— Given request —
Write the listing out again, all of it, word for word.

Records from a collection:
= = =
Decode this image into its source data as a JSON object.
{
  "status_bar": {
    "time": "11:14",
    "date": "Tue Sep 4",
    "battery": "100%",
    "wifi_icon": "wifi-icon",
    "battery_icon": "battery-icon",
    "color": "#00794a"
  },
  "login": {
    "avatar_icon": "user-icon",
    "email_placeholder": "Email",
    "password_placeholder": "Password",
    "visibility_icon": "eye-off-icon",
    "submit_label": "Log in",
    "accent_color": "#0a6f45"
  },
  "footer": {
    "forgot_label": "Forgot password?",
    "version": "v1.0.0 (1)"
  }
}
= = =
— Full answer —
Decode this image into its source data as a JSON object.
{
  "status_bar": {
    "time": "11:14",
    "date": "Tue Sep 4",
    "battery": "100%",
    "wifi_icon": "wifi-icon",
    "battery_icon": "battery-icon",
    "color": "#00794a"
  },
  "login": {
    "avatar_icon": "user-icon",
    "email_placeholder": "Email",
    "password_placeholder": "Password",
    "visibility_icon": "eye-off-icon",
    "submit_label": "Log in",
    "accent_color": "#0a6f45"
  },
  "footer": {
    "forgot_label": "Forgot password?",
    "version": "v1.0.0 (1)"
  }
}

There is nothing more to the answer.